Which lines hold the word "channel"? Copy each of them.

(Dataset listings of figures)
- - - -
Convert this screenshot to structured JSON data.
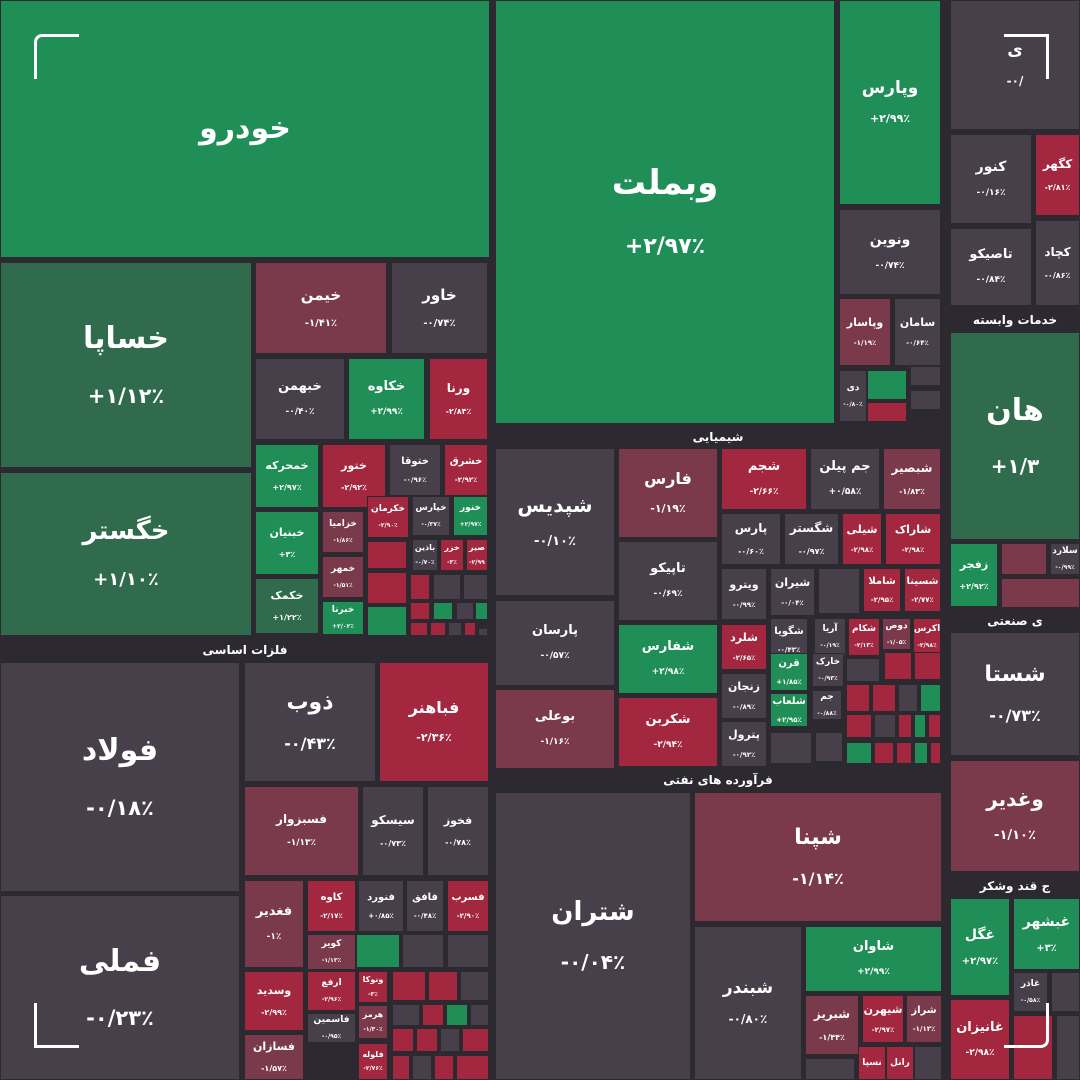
{
  "chart_data": {
    "type": "treemap",
    "title": "",
    "colors": {
      "strong_green": "#1f8f57",
      "green": "#2f6b4c",
      "gray": "#47404b",
      "pink": "#7a3a4c",
      "red": "#a3273f",
      "background": "#2c2a30"
    },
    "sectors": [
      {
        "name": "خودرو"
      },
      {
        "name": "فلزات اساسی"
      },
      {
        "name": "شیمیایی"
      },
      {
        "name": "فرآورده های نفتی"
      },
      {
        "name": "خدمات وابسته"
      },
      {
        "name": "ی صنعتی"
      },
      {
        "name": "ج قند وشکر"
      }
    ],
    "tiles": [
      {
        "symbol": "خودرو",
        "change": "",
        "color": "strong_green"
      },
      {
        "symbol": "خساپا",
        "change": "+۱/۱۲٪",
        "color": "green"
      },
      {
        "symbol": "خگستر",
        "change": "+۱/۱۰٪",
        "color": "green"
      },
      {
        "symbol": "خیمن",
        "change": "-۱/۴۱٪",
        "color": "pink"
      },
      {
        "symbol": "خاور",
        "change": "-۰/۷۴٪",
        "color": "gray"
      },
      {
        "symbol": "خبهمن",
        "change": "-۰/۴۰٪",
        "color": "gray"
      },
      {
        "symbol": "خکاوه",
        "change": "+۲/۹۹٪",
        "color": "strong_green"
      },
      {
        "symbol": "ورنا",
        "change": "-۲/۸۴٪",
        "color": "red"
      },
      {
        "symbol": "خمحرکه",
        "change": "+۲/۹۷٪",
        "color": "strong_green"
      },
      {
        "symbol": "ختور",
        "change": "-۲/۹۲٪",
        "color": "red"
      },
      {
        "symbol": "ختوقا",
        "change": "-۰/۹۶٪",
        "color": "gray"
      },
      {
        "symbol": "خشرق",
        "change": "-۲/۹۲٪",
        "color": "red"
      },
      {
        "symbol": "خبنیان",
        "change": "+۳٪",
        "color": "strong_green"
      },
      {
        "symbol": "خزامیا",
        "change": "-۱/۸۶٪",
        "color": "pink"
      },
      {
        "symbol": "خکرمان",
        "change": "-۲/۹۰٪",
        "color": "red"
      },
      {
        "symbol": "خپارس",
        "change": "-۰/۳۷٪",
        "color": "gray"
      },
      {
        "symbol": "خنور",
        "change": "+۲/۹۷٪",
        "color": "strong_green"
      },
      {
        "symbol": "خمهر",
        "change": "-۱/۵۱٪",
        "color": "pink"
      },
      {
        "symbol": "باذین",
        "change": "-۰/۷۰٪",
        "color": "gray"
      },
      {
        "symbol": "خزر",
        "change": "-۳٪",
        "color": "red"
      },
      {
        "symbol": "صیر",
        "change": "-۲/۹۹",
        "color": "red"
      },
      {
        "symbol": "خکمک",
        "change": "+۱/۲۲٪",
        "color": "green"
      },
      {
        "symbol": "خبرنا",
        "change": "+۲/۰۲٪",
        "color": "strong_green"
      },
      {
        "symbol": "وبملت",
        "change": "+۲/۹۷٪",
        "color": "strong_green"
      },
      {
        "symbol": "وپارس",
        "change": "+۲/۹۹٪",
        "color": "strong_green"
      },
      {
        "symbol": "ونوین",
        "change": "-۰/۷۴٪",
        "color": "gray"
      },
      {
        "symbol": "وپاسار",
        "change": "-۱/۱۹٪",
        "color": "pink"
      },
      {
        "symbol": "سامان",
        "change": "-۰/۶۴٪",
        "color": "gray"
      },
      {
        "symbol": "دی",
        "change": "-۰/۸۰٪",
        "color": "gray"
      },
      {
        "symbol": "کنور",
        "change": "-۰/۱۶٪",
        "color": "gray"
      },
      {
        "symbol": "کگهر",
        "change": "-۲/۸۱٪",
        "color": "red"
      },
      {
        "symbol": "تاصیکو",
        "change": "-۰/۸۴٪",
        "color": "gray"
      },
      {
        "symbol": "کچاد",
        "change": "-۰/۸۶٪",
        "color": "gray"
      },
      {
        "symbol": "هان",
        "change": "+۱/۳",
        "color": "green"
      },
      {
        "symbol": "زفجر",
        "change": "+۲/۹۲٪",
        "color": "strong_green"
      },
      {
        "symbol": "سلارد",
        "change": "-۰/۹۹٪",
        "color": "gray"
      },
      {
        "symbol": "فولاد",
        "change": "-۰/۱۸٪",
        "color": "gray"
      },
      {
        "symbol": "فملی",
        "change": "-۰/۲۳٪",
        "color": "gray"
      },
      {
        "symbol": "ذوب",
        "change": "-۰/۴۳٪",
        "color": "gray"
      },
      {
        "symbol": "فباهنر",
        "change": "-۲/۳۶٪",
        "color": "red"
      },
      {
        "symbol": "فسبزوار",
        "change": "-۱/۱۳٪",
        "color": "pink"
      },
      {
        "symbol": "سیسکو",
        "change": "-۰/۷۳٪",
        "color": "gray"
      },
      {
        "symbol": "فخوز",
        "change": "-۰/۷۸٪",
        "color": "gray"
      },
      {
        "symbol": "فغدیر",
        "change": "-۱٪",
        "color": "pink"
      },
      {
        "symbol": "کاوه",
        "change": "-۲/۱۷٪",
        "color": "red"
      },
      {
        "symbol": "فنورد",
        "change": "+۰/۸۵٪",
        "color": "gray"
      },
      {
        "symbol": "فافق",
        "change": "-۰/۴۸٪",
        "color": "gray"
      },
      {
        "symbol": "فسرب",
        "change": "-۲/۹۰٪",
        "color": "red"
      },
      {
        "symbol": "کویر",
        "change": "-۱/۱۳٪",
        "color": "pink"
      },
      {
        "symbol": "وسدید",
        "change": "-۲/۹۹٪",
        "color": "red"
      },
      {
        "symbol": "ارفع",
        "change": "-۲/۹۶٪",
        "color": "red"
      },
      {
        "symbol": "ونوکا",
        "change": "-۳٪",
        "color": "red"
      },
      {
        "symbol": "فاسمین",
        "change": "-۰/۹۵٪",
        "color": "gray"
      },
      {
        "symbol": "هرمز",
        "change": "-۱/۳۰٪",
        "color": "pink"
      },
      {
        "symbol": "فسازان",
        "change": "-۱/۵۷٪",
        "color": "pink"
      },
      {
        "symbol": "فلوله",
        "change": "-۲/۷۶٪",
        "color": "red"
      },
      {
        "symbol": "شپدیس",
        "change": "-۰/۱۰٪",
        "color": "gray"
      },
      {
        "symbol": "پارسان",
        "change": "-۰/۵۷٪",
        "color": "gray"
      },
      {
        "symbol": "بوعلی",
        "change": "-۱/۱۶٪",
        "color": "pink"
      },
      {
        "symbol": "فارس",
        "change": "-۱/۱۹٪",
        "color": "pink"
      },
      {
        "symbol": "تاپیکو",
        "change": "-۰/۶۹٪",
        "color": "gray"
      },
      {
        "symbol": "شفارس",
        "change": "+۲/۹۸٪",
        "color": "strong_green"
      },
      {
        "symbol": "شکربن",
        "change": "-۲/۹۴٪",
        "color": "red"
      },
      {
        "symbol": "شجم",
        "change": "-۲/۶۶٪",
        "color": "red"
      },
      {
        "symbol": "جم پیلن",
        "change": "+۰/۵۸٪",
        "color": "gray"
      },
      {
        "symbol": "شبصیر",
        "change": "-۱/۸۳٪",
        "color": "pink"
      },
      {
        "symbol": "پارس",
        "change": "-۰/۶۰٪",
        "color": "gray"
      },
      {
        "symbol": "شگستر",
        "change": "-۰/۹۷٪",
        "color": "gray"
      },
      {
        "symbol": "شیلی",
        "change": "-۲/۹۸٪",
        "color": "red"
      },
      {
        "symbol": "شاراک",
        "change": "-۲/۹۸٪",
        "color": "red"
      },
      {
        "symbol": "ویترو",
        "change": "-۰/۹۹٪",
        "color": "gray"
      },
      {
        "symbol": "شیران",
        "change": "-۰/۰۴٪",
        "color": "gray"
      },
      {
        "symbol": "شاملا",
        "change": "-۲/۹۵٪",
        "color": "red"
      },
      {
        "symbol": "شسینا",
        "change": "-۲/۷۷٪",
        "color": "red"
      },
      {
        "symbol": "شلرد",
        "change": "-۲/۶۵٪",
        "color": "red"
      },
      {
        "symbol": "شگویا",
        "change": "-۰/۴۳٪",
        "color": "gray"
      },
      {
        "symbol": "آریا",
        "change": "-۰/۱۹٪",
        "color": "gray"
      },
      {
        "symbol": "شکام",
        "change": "-۲/۱۳٪",
        "color": "red"
      },
      {
        "symbol": "دوص",
        "change": "-۱/۰۵٪",
        "color": "pink"
      },
      {
        "symbol": "اکرس",
        "change": "-۲/۹۸٪",
        "color": "red"
      },
      {
        "symbol": "زنجان",
        "change": "-۰/۸۹٪",
        "color": "gray"
      },
      {
        "symbol": "قرن",
        "change": "+۱/۸۵٪",
        "color": "strong_green"
      },
      {
        "symbol": "خارک",
        "change": "-۰/۹۳٪",
        "color": "gray"
      },
      {
        "symbol": "شلعاب",
        "change": "+۲/۹۵٪",
        "color": "strong_green"
      },
      {
        "symbol": "جم",
        "change": "-۰/۸۸٪",
        "color": "gray"
      },
      {
        "symbol": "پترول",
        "change": "-۰/۹۲٪",
        "color": "gray"
      },
      {
        "symbol": "شتران",
        "change": "-۰/۰۴٪",
        "color": "gray"
      },
      {
        "symbol": "شپنا",
        "change": "-۱/۱۴٪",
        "color": "pink"
      },
      {
        "symbol": "شبندر",
        "change": "-۰/۸۰٪",
        "color": "gray"
      },
      {
        "symbol": "شاوان",
        "change": "+۲/۹۹٪",
        "color": "strong_green"
      },
      {
        "symbol": "شبریز",
        "change": "-۱/۴۴٪",
        "color": "pink"
      },
      {
        "symbol": "شیهرن",
        "change": "-۲/۹۷٪",
        "color": "red"
      },
      {
        "symbol": "شراز",
        "change": "-۱/۱۳٪",
        "color": "pink"
      },
      {
        "symbol": "نسپا",
        "change": "",
        "color": "red"
      },
      {
        "symbol": "رانل",
        "change": "",
        "color": "red"
      },
      {
        "symbol": "شستا",
        "change": "-۰/۷۳٪",
        "color": "gray"
      },
      {
        "symbol": "وغدیر",
        "change": "-۱/۱۰٪",
        "color": "pink"
      },
      {
        "symbol": "غگل",
        "change": "+۲/۹۷٪",
        "color": "strong_green"
      },
      {
        "symbol": "غبشهر",
        "change": "+۳٪",
        "color": "strong_green"
      },
      {
        "symbol": "غاذر",
        "change": "-۰/۵۸٪",
        "color": "gray"
      },
      {
        "symbol": "غانیزان",
        "change": "-۲/۹۸٪",
        "color": "red"
      },
      {
        "symbol": "ی",
        "change": "-۰/",
        "color": "gray"
      }
    ]
  }
}
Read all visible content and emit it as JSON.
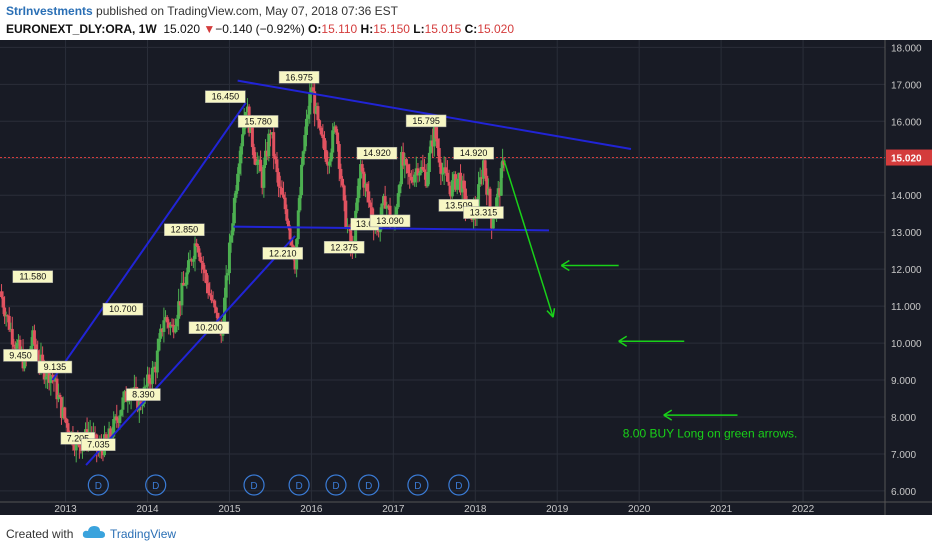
{
  "header": {
    "author": "StrInvestments",
    "published": "published on TradingView.com, May 07, 2018 07:36 EST",
    "symbol": "EURONEXT_DLY:ORA, 1W",
    "last": "15.020",
    "change_arrow": "▼",
    "change": "−0.140 (−0.92%)",
    "o_label": "O:",
    "o": "15.110",
    "h_label": "H:",
    "h": "15.150",
    "l_label": "L:",
    "l": "15.015",
    "c_label": "C:",
    "c": "15.020"
  },
  "footer": {
    "created": "Created with",
    "brand": "TradingView",
    "logo_icon": "tradingview-cloud-icon"
  },
  "colors": {
    "background": "#181b25",
    "up": "#4caf50",
    "down": "#e05260",
    "trend": "#2124d6",
    "arrow": "#19d119",
    "price_badge": "#d43c3c",
    "level_label_bg": "#f7f7c4"
  },
  "chart_data": {
    "type": "candlestick",
    "x_ticks": [
      "2013",
      "2014",
      "2015",
      "2016",
      "2017",
      "2018",
      "2019",
      "2020",
      "2021",
      "2022"
    ],
    "x_tick_values": [
      2013,
      2014,
      2015,
      2016,
      2017,
      2018,
      2019,
      2020,
      2021,
      2022
    ],
    "y_ticks": [
      "18.000",
      "17.000",
      "16.000",
      "15.000",
      "14.000",
      "13.000",
      "12.000",
      "11.000",
      "10.000",
      "9.000",
      "8.000",
      "7.000",
      "6.000"
    ],
    "y_tick_values": [
      18,
      17,
      16,
      15,
      14,
      13,
      12,
      11,
      10,
      9,
      8,
      7,
      6
    ],
    "xlim": [
      2012.2,
      2023.0
    ],
    "ylim": [
      5.7,
      18.2
    ],
    "last_price": "15.020",
    "last_price_value": 15.02,
    "price_path": [
      [
        2012.2,
        11.4
      ],
      [
        2012.35,
        10.2
      ],
      [
        2012.5,
        9.45
      ],
      [
        2012.6,
        10.1
      ],
      [
        2012.72,
        9.3
      ],
      [
        2012.84,
        9.135
      ],
      [
        2012.95,
        8.2
      ],
      [
        2013.05,
        7.6
      ],
      [
        2013.15,
        7.205
      ],
      [
        2013.3,
        7.6
      ],
      [
        2013.4,
        7.035
      ],
      [
        2013.55,
        7.5
      ],
      [
        2013.7,
        8.4
      ],
      [
        2013.8,
        8.8
      ],
      [
        2013.9,
        8.3
      ],
      [
        2014.0,
        8.9
      ],
      [
        2014.1,
        9.4
      ],
      [
        2014.2,
        10.7
      ],
      [
        2014.3,
        10.4
      ],
      [
        2014.4,
        11.2
      ],
      [
        2014.5,
        12.0
      ],
      [
        2014.6,
        12.85
      ],
      [
        2014.7,
        11.8
      ],
      [
        2014.8,
        11.0
      ],
      [
        2014.9,
        10.2
      ],
      [
        2015.0,
        12.5
      ],
      [
        2015.1,
        14.8
      ],
      [
        2015.2,
        16.45
      ],
      [
        2015.3,
        15.2
      ],
      [
        2015.4,
        14.4
      ],
      [
        2015.5,
        15.78
      ],
      [
        2015.6,
        14.2
      ],
      [
        2015.7,
        13.5
      ],
      [
        2015.8,
        12.21
      ],
      [
        2015.9,
        15.2
      ],
      [
        2016.0,
        16.975
      ],
      [
        2016.1,
        15.6
      ],
      [
        2016.2,
        15.0
      ],
      [
        2016.3,
        15.9
      ],
      [
        2016.4,
        13.6
      ],
      [
        2016.5,
        12.375
      ],
      [
        2016.6,
        14.8
      ],
      [
        2016.7,
        13.8
      ],
      [
        2016.8,
        13.0
      ],
      [
        2016.9,
        13.9
      ],
      [
        2017.0,
        13.09
      ],
      [
        2017.1,
        14.92
      ],
      [
        2017.2,
        14.4
      ],
      [
        2017.3,
        14.8
      ],
      [
        2017.4,
        14.5
      ],
      [
        2017.5,
        15.795
      ],
      [
        2017.6,
        14.6
      ],
      [
        2017.7,
        14.2
      ],
      [
        2017.8,
        14.5
      ],
      [
        2017.9,
        13.6
      ],
      [
        2018.0,
        13.509
      ],
      [
        2018.1,
        14.92
      ],
      [
        2018.2,
        13.315
      ],
      [
        2018.3,
        14.2
      ],
      [
        2018.35,
        15.02
      ]
    ],
    "price_labels": [
      {
        "text": "11.580",
        "x": 2012.6,
        "y": 11.58
      },
      {
        "text": "9.450",
        "x": 2012.45,
        "y": 9.45
      },
      {
        "text": "9.135",
        "x": 2012.87,
        "y": 9.135
      },
      {
        "text": "7.205",
        "x": 2013.15,
        "y": 7.205
      },
      {
        "text": "7.035",
        "x": 2013.4,
        "y": 7.035
      },
      {
        "text": "8.390",
        "x": 2013.95,
        "y": 8.39
      },
      {
        "text": "10.700",
        "x": 2013.7,
        "y": 10.7
      },
      {
        "text": "12.850",
        "x": 2014.45,
        "y": 12.85
      },
      {
        "text": "10.200",
        "x": 2014.75,
        "y": 10.2
      },
      {
        "text": "16.450",
        "x": 2014.95,
        "y": 16.45
      },
      {
        "text": "15.780",
        "x": 2015.35,
        "y": 15.78
      },
      {
        "text": "16.975",
        "x": 2015.85,
        "y": 16.975
      },
      {
        "text": "12.210",
        "x": 2015.65,
        "y": 12.21
      },
      {
        "text": "12.375",
        "x": 2016.4,
        "y": 12.375
      },
      {
        "text": "14.920",
        "x": 2016.8,
        "y": 14.92
      },
      {
        "text": "13.0",
        "x": 2016.65,
        "y": 13.0
      },
      {
        "text": "13.090",
        "x": 2016.96,
        "y": 13.09
      },
      {
        "text": "15.795",
        "x": 2017.4,
        "y": 15.795
      },
      {
        "text": "14.920",
        "x": 2017.98,
        "y": 14.92
      },
      {
        "text": "13.509",
        "x": 2017.8,
        "y": 13.509
      },
      {
        "text": "13.315",
        "x": 2018.1,
        "y": 13.315
      }
    ],
    "dividend_marks": [
      2013.4,
      2014.1,
      2015.3,
      2015.85,
      2016.3,
      2016.7,
      2017.3,
      2017.8
    ],
    "dividend_label": "D",
    "trend_lines": [
      {
        "name": "upper-channel",
        "from": [
          2012.84,
          9.0
        ],
        "to": [
          2015.2,
          16.5
        ]
      },
      {
        "name": "lower-channel",
        "from": [
          2013.25,
          6.7
        ],
        "to": [
          2015.8,
          12.9
        ]
      },
      {
        "name": "descending-resistance",
        "from": [
          2015.1,
          17.1
        ],
        "to": [
          2019.9,
          15.25
        ]
      },
      {
        "name": "support",
        "from": [
          2015.05,
          13.15
        ],
        "to": [
          2018.9,
          13.05
        ]
      }
    ],
    "projection": {
      "from": [
        2018.35,
        14.95
      ],
      "to": [
        2018.95,
        10.7
      ]
    },
    "buy_arrows": [
      {
        "y": 12.1,
        "x_from": 2019.75,
        "x_to": 2019.05
      },
      {
        "y": 10.05,
        "x_from": 2020.55,
        "x_to": 2019.75
      },
      {
        "y": 8.05,
        "x_from": 2021.2,
        "x_to": 2020.3
      }
    ],
    "annotation": "8.00 BUY Long on green arrows.",
    "annotation_x": 2019.8,
    "annotation_y": 7.45
  }
}
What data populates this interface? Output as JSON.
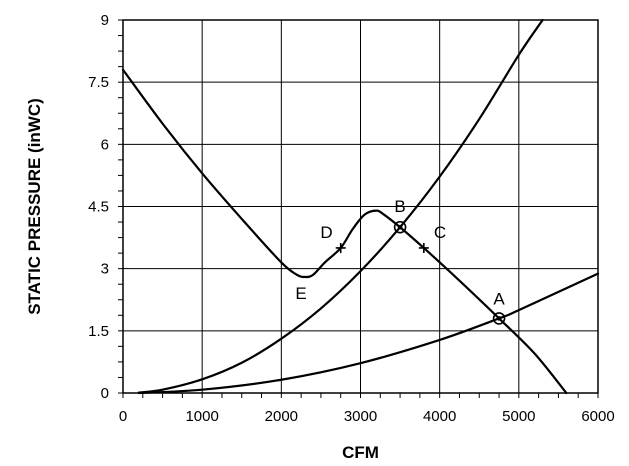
- - - -
# [Correct response]
        "name": "upper-channel",
        "name": "lower-channel",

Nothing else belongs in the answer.